[Saved entries]

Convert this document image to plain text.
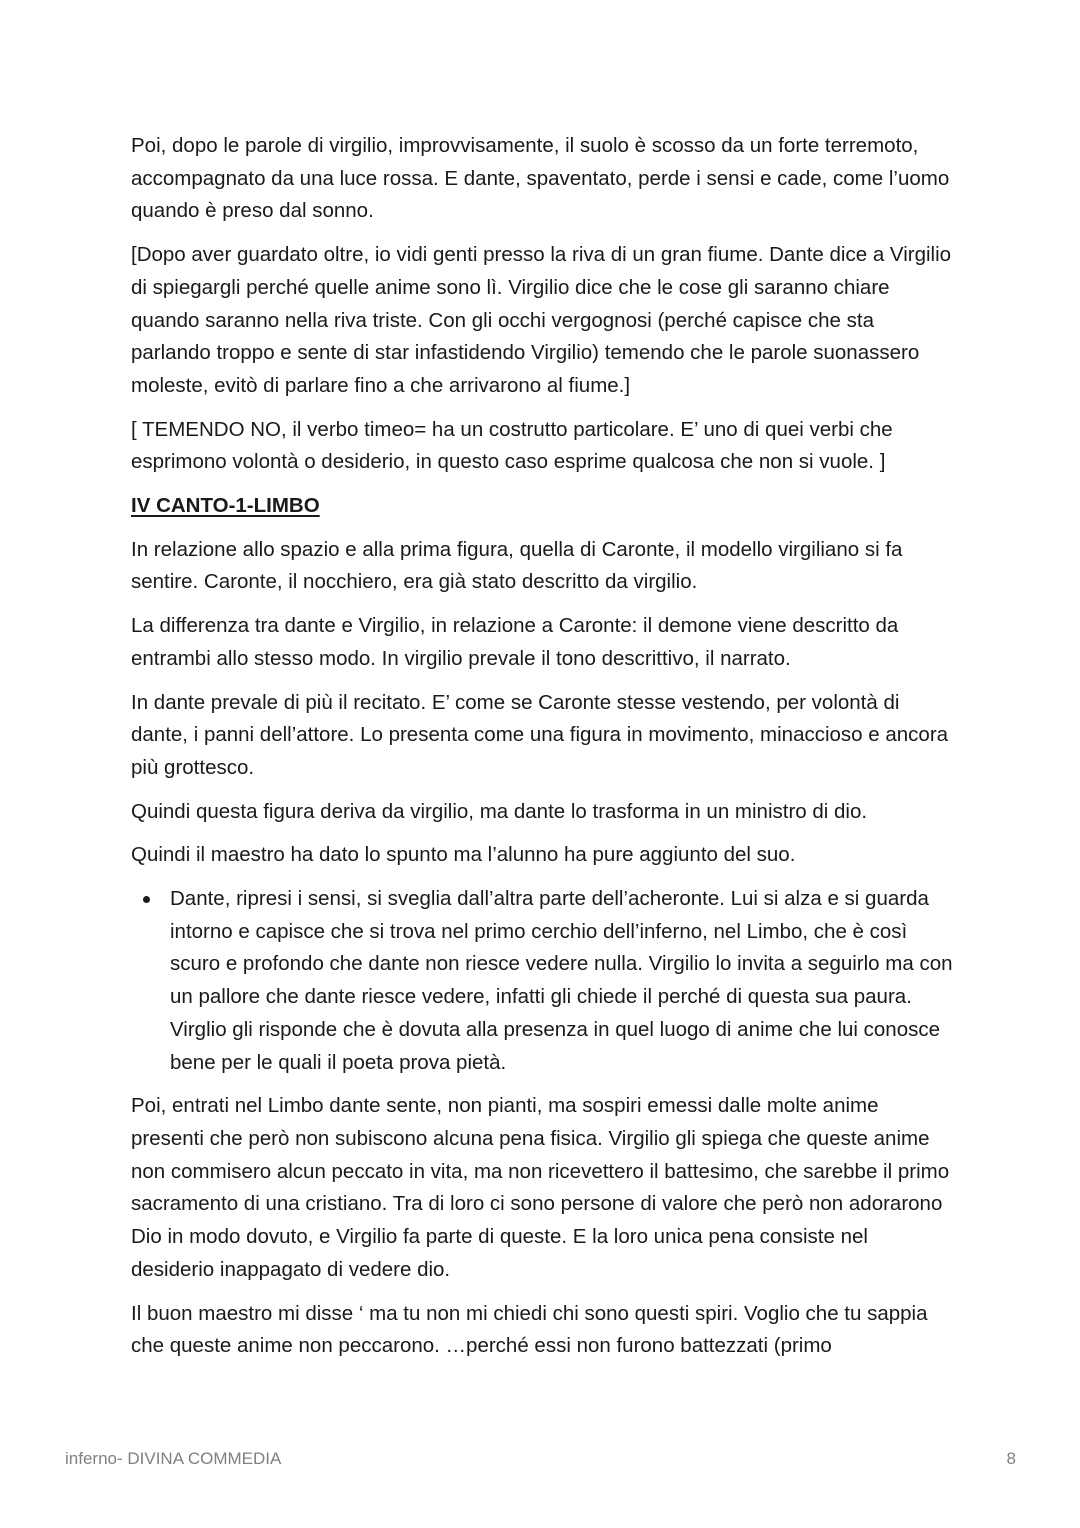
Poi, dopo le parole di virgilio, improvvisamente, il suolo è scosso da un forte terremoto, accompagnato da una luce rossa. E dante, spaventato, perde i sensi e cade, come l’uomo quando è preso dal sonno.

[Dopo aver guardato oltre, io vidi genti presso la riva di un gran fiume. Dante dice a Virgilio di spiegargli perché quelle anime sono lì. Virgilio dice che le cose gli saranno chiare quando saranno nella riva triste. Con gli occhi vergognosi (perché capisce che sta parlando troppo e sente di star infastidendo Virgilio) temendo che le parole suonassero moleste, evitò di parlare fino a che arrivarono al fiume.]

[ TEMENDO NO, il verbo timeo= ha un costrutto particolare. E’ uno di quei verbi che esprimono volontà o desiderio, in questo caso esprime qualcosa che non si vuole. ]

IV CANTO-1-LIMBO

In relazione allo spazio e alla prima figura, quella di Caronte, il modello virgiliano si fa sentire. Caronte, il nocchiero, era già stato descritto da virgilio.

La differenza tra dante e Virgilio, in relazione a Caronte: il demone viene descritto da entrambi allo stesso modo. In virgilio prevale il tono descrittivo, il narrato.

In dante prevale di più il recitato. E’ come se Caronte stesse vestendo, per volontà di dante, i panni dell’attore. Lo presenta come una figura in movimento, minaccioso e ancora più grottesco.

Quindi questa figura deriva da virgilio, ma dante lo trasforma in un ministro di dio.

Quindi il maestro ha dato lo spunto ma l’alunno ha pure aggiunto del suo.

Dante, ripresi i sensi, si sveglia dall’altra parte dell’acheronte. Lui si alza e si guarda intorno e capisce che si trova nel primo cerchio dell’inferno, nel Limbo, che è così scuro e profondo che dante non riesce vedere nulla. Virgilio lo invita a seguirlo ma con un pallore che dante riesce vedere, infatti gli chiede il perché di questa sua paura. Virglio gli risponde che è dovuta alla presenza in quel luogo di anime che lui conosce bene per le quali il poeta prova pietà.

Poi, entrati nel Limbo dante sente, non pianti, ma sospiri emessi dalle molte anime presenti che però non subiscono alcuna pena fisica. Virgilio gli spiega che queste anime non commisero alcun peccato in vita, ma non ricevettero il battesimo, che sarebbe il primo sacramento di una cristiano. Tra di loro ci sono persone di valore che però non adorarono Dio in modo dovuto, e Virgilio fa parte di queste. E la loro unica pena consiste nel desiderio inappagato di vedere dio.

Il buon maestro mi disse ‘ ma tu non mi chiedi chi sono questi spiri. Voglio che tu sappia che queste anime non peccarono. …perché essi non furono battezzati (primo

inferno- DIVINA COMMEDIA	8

Work instructions:
Set down the records in full and exactly. Do not carry over any image.

Response below:
Convert this document image to plain text.
Poi, dopo le parole di virgilio, improvvisamente, il suolo è scosso da un forte terremoto, accompagnato da una luce rossa. E dante, spaventato, perde i sensi e cade, come l’uomo quando è preso dal sonno.

[Dopo aver guardato oltre, io vidi genti presso la riva di un gran fiume. Dante dice a Virgilio di spiegargli perché quelle anime sono lì. Virgilio dice che le cose gli saranno chiare quando saranno nella riva triste. Con gli occhi vergognosi (perché capisce che sta parlando troppo e sente di star infastidendo Virgilio) temendo che le parole suonassero moleste, evitò di parlare fino a che arrivarono al fiume.]

[ TEMENDO NO, il verbo timeo= ha un costrutto particolare. E’ uno di quei verbi che esprimono volontà o desiderio, in questo caso esprime qualcosa che non si vuole. ]

IV CANTO-1-LIMBO

In relazione allo spazio e alla prima figura, quella di Caronte, il modello virgiliano si fa sentire. Caronte, il nocchiero, era già stato descritto da virgilio.

La differenza tra dante e Virgilio, in relazione a Caronte: il demone viene descritto da entrambi allo stesso modo. In virgilio prevale il tono descrittivo, il narrato.

In dante prevale di più il recitato. E’ come se Caronte stesse vestendo, per volontà di dante, i panni dell’attore. Lo presenta come una figura in movimento, minaccioso e ancora più grottesco.

Quindi questa figura deriva da virgilio, ma dante lo trasforma in un ministro di dio.

Quindi il maestro ha dato lo spunto ma l’alunno ha pure aggiunto del suo.

Dante, ripresi i sensi, si sveglia dall’altra parte dell’acheronte. Lui si alza e si guarda intorno e capisce che si trova nel primo cerchio dell’inferno, nel Limbo, che è così scuro e profondo che dante non riesce vedere nulla. Virgilio lo invita a seguirlo ma con un pallore che dante riesce vedere, infatti gli chiede il perché di questa sua paura. Virglio gli risponde che è dovuta alla presenza in quel luogo di anime che lui conosce bene per le quali il poeta prova pietà.

Poi, entrati nel Limbo dante sente, non pianti, ma sospiri emessi dalle molte anime presenti che però non subiscono alcuna pena fisica. Virgilio gli spiega che queste anime non commisero alcun peccato in vita, ma non ricevettero il battesimo, che sarebbe il primo sacramento di una cristiano. Tra di loro ci sono persone di valore che però non adorarono Dio in modo dovuto, e Virgilio fa parte di queste. E la loro unica pena consiste nel desiderio inappagato di vedere dio.

Il buon maestro mi disse ‘ ma tu non mi chiedi chi sono questi spiri. Voglio che tu sappia che queste anime non peccarono. …perché essi non furono battezzati (primo

inferno- DIVINA COMMEDIA	8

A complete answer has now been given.